▶ [RECORDS]:
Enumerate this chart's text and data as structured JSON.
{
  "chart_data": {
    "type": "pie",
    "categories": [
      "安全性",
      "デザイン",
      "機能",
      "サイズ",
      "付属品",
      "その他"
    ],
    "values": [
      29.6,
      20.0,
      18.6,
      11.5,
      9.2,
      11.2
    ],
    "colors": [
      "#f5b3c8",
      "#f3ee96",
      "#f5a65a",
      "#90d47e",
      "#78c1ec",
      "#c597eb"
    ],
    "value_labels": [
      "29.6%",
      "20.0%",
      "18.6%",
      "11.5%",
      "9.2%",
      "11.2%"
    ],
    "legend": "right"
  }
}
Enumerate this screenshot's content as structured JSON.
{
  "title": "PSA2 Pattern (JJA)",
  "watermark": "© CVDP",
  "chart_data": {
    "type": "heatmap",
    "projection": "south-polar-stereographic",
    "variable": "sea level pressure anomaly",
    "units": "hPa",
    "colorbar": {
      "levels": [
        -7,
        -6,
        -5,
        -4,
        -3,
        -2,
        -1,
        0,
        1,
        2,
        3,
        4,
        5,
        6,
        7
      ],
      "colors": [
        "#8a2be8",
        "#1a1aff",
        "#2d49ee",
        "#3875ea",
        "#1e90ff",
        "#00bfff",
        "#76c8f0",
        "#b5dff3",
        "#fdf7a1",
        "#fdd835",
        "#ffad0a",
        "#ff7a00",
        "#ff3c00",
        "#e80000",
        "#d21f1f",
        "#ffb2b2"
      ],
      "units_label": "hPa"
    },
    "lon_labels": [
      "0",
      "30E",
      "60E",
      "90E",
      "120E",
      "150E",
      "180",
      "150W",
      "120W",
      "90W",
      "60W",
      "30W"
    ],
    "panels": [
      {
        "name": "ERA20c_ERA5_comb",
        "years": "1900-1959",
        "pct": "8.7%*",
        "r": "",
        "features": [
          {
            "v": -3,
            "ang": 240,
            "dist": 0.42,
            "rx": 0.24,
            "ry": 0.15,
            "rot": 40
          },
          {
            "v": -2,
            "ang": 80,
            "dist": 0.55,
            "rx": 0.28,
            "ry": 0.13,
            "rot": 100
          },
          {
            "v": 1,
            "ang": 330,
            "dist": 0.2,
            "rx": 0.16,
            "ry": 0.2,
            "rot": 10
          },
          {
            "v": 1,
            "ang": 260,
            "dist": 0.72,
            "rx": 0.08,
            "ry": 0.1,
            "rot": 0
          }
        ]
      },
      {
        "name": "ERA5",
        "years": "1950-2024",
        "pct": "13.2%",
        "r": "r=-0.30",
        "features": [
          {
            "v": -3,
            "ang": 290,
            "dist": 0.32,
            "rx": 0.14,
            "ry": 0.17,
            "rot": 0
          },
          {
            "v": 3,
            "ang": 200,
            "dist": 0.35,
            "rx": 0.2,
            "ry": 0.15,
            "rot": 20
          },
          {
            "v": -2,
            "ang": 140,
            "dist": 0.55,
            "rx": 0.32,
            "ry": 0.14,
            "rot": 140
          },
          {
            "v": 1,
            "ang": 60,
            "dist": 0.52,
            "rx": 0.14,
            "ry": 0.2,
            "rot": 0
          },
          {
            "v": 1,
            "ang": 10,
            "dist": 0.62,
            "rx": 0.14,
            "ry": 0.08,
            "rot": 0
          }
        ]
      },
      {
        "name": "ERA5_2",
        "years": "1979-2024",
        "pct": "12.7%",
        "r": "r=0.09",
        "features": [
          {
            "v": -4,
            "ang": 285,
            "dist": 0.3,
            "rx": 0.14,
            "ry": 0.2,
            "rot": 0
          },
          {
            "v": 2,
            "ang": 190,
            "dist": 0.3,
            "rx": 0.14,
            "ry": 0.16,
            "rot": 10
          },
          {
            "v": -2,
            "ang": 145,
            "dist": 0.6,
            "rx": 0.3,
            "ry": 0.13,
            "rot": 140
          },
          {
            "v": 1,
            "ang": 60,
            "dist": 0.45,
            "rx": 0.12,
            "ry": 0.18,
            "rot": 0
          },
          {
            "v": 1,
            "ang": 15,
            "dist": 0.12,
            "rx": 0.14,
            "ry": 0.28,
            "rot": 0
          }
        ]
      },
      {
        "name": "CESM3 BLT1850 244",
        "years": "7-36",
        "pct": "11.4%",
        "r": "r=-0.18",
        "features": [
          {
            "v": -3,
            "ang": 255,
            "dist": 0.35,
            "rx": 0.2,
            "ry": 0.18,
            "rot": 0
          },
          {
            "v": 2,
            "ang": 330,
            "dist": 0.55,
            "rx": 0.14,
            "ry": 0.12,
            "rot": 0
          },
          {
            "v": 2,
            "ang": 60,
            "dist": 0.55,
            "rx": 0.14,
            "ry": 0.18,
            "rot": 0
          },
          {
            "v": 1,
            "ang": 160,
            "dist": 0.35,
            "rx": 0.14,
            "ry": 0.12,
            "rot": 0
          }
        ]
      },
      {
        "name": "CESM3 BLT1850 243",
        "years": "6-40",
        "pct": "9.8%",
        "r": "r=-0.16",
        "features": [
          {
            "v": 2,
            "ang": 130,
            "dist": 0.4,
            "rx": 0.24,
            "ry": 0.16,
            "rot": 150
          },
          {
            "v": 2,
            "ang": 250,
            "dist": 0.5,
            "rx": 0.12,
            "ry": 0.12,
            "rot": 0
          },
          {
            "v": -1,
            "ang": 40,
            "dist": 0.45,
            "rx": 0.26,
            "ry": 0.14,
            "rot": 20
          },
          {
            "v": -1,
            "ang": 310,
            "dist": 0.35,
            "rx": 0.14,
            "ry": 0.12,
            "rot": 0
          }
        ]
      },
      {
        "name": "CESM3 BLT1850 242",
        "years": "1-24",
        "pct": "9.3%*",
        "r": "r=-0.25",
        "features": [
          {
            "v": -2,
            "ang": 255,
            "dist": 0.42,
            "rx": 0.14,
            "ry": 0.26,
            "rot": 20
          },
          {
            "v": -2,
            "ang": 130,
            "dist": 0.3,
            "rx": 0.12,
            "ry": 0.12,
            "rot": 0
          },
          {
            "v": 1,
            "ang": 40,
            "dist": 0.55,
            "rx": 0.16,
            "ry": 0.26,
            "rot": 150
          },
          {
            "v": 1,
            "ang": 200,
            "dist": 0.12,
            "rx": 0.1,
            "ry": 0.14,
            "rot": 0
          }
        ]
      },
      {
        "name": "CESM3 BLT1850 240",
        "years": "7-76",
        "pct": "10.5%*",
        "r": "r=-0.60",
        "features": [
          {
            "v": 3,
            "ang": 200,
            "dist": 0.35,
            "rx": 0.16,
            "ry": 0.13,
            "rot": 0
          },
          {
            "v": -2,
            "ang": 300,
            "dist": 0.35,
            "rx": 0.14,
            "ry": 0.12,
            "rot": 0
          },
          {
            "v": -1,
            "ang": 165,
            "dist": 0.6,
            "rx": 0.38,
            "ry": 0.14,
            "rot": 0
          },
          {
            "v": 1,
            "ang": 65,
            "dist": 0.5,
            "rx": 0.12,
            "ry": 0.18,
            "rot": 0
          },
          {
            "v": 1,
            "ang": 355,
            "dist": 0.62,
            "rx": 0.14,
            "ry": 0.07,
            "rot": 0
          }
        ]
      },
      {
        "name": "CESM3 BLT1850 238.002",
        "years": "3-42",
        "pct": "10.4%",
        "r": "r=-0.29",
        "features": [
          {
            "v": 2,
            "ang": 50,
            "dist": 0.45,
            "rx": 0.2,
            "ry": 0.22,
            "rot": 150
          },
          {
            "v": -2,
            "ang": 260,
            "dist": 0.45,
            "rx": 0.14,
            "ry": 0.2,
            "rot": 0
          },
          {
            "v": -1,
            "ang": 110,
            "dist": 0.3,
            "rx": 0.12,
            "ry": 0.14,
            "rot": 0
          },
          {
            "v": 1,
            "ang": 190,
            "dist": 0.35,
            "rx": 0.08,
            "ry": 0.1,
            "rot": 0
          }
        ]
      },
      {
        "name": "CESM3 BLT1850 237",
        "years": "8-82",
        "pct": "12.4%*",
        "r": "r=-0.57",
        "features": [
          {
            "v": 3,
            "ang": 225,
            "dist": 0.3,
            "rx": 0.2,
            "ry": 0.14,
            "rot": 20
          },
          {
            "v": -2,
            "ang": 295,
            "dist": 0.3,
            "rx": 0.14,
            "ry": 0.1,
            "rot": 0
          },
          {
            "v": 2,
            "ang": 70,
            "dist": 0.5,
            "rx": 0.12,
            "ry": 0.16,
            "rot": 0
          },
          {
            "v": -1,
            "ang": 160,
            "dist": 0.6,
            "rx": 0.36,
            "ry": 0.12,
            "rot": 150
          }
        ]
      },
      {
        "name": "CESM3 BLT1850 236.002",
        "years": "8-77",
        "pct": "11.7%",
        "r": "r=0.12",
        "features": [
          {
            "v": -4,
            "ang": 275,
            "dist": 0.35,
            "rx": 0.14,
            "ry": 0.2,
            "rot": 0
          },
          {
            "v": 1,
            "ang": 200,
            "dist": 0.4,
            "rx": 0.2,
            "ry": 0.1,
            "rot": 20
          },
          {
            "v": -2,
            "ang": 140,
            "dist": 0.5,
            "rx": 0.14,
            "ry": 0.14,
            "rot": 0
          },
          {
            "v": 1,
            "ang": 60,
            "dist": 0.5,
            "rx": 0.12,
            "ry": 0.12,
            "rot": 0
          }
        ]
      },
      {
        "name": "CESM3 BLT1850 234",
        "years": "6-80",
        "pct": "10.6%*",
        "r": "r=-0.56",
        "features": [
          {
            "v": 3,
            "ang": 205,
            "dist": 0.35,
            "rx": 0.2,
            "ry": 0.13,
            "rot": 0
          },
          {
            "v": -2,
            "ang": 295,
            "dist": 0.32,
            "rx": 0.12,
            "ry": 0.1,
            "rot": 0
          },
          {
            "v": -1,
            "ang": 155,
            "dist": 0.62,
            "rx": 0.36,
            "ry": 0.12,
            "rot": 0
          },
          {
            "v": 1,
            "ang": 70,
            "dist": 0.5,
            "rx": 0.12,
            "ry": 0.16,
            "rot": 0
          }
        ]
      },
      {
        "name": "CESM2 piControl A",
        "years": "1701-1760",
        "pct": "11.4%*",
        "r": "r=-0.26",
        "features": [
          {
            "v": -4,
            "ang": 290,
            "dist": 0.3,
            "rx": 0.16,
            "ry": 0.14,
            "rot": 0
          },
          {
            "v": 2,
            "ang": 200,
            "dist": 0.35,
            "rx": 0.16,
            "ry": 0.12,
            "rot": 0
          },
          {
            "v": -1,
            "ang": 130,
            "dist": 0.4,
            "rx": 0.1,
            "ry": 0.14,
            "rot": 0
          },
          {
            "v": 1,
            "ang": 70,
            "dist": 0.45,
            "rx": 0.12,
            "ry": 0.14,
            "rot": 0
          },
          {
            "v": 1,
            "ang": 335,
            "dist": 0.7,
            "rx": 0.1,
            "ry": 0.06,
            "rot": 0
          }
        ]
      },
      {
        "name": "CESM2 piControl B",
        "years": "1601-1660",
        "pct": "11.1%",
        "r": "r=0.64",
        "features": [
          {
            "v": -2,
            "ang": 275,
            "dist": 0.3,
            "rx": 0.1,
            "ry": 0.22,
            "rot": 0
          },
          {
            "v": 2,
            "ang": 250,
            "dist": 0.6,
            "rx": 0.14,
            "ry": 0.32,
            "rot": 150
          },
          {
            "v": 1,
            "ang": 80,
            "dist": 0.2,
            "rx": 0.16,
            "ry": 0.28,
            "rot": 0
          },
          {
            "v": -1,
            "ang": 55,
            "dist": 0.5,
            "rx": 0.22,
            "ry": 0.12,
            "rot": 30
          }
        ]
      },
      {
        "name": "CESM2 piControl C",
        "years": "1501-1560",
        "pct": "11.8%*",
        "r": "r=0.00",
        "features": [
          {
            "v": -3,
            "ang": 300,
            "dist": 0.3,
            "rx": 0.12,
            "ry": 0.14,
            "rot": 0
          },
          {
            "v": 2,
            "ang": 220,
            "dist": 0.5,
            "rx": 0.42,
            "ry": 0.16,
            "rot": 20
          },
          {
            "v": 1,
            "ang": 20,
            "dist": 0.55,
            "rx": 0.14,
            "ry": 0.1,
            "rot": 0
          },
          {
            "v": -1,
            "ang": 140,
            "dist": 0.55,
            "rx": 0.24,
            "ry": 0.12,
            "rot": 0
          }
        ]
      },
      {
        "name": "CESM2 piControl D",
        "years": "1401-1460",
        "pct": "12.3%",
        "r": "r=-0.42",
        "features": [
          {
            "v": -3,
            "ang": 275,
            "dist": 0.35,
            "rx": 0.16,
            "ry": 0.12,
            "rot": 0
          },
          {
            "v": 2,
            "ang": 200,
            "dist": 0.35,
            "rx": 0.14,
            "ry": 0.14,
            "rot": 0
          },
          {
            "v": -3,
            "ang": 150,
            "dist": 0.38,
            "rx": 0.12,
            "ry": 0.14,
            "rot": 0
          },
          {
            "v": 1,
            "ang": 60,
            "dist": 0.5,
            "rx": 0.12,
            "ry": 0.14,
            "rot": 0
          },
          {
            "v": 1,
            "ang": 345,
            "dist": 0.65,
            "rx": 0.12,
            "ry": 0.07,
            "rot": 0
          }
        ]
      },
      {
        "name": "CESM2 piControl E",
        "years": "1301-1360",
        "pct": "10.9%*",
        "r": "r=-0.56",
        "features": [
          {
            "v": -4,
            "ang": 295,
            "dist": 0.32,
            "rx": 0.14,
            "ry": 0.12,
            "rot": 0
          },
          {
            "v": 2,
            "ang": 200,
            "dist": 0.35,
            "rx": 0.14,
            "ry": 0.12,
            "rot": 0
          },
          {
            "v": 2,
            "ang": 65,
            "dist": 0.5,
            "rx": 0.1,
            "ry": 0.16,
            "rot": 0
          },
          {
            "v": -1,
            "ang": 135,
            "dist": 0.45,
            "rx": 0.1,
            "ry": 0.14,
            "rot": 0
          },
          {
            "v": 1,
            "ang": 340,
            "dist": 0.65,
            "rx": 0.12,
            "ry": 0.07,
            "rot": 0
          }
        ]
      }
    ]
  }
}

▶ [TASK INSTRUCTIONS]: Within the listing above, copy each line that has the string "this".

▶ [TASK ANSWER]:
Enumerate this chart's text and data as structured JSON.
Enumerate this screenshot's content as structured JSON.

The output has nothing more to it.